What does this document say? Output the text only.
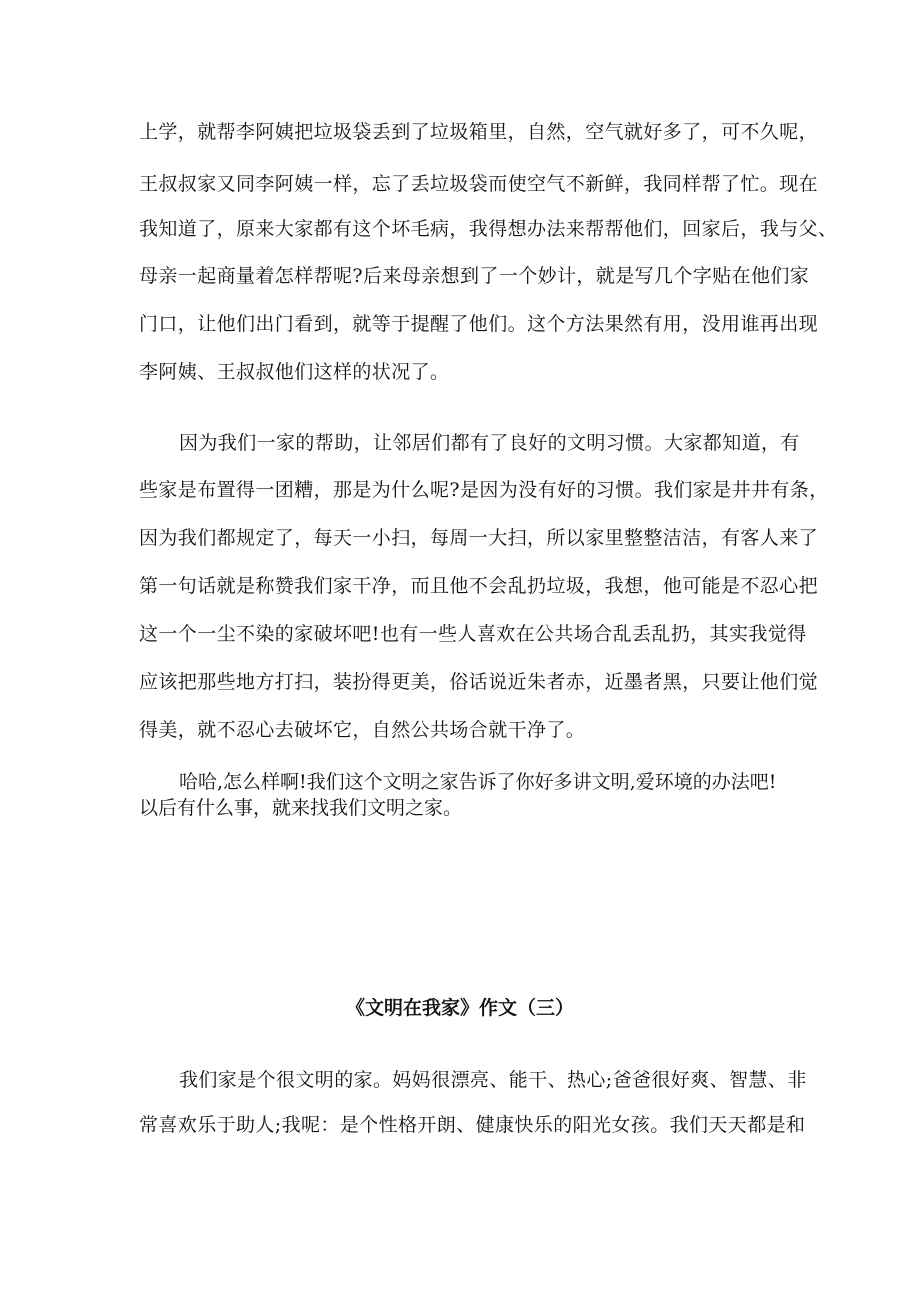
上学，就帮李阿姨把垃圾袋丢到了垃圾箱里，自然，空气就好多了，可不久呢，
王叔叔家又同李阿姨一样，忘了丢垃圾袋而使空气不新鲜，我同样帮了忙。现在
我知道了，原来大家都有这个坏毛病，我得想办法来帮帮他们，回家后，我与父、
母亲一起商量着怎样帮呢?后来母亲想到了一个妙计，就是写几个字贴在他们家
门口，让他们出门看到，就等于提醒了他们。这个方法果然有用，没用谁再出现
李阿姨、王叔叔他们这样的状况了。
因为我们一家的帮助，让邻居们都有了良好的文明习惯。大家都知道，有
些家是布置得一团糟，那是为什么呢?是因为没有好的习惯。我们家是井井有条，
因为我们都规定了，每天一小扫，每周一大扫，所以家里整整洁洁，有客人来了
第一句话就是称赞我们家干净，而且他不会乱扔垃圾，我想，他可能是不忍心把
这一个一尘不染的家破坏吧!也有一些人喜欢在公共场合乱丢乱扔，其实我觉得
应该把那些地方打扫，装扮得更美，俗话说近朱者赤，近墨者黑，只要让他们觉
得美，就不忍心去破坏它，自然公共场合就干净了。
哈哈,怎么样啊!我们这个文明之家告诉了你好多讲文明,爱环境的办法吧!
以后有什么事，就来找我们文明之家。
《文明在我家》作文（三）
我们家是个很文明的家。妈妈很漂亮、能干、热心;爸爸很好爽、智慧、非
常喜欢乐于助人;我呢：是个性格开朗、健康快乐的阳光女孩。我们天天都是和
----
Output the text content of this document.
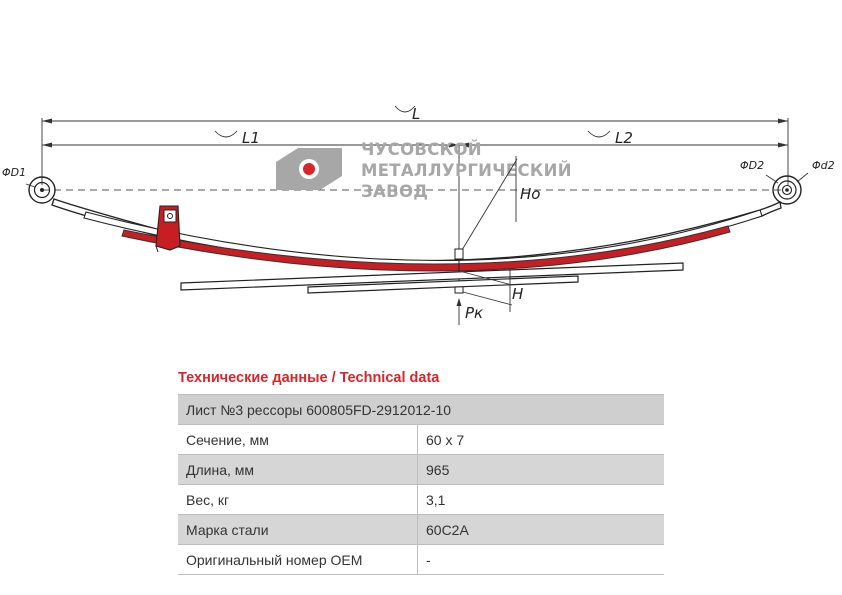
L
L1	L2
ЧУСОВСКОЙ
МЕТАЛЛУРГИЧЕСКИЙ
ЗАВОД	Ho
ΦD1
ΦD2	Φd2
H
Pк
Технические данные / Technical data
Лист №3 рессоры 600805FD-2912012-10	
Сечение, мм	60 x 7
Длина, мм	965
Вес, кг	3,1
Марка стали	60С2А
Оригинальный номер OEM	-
----
• **WORK INSTRUCTIONS**
Copy out every line that includes the word "Output".

• **RESULT OF THE EXERCISE**
What does this document say? Output the text only.
Output the text content of this document.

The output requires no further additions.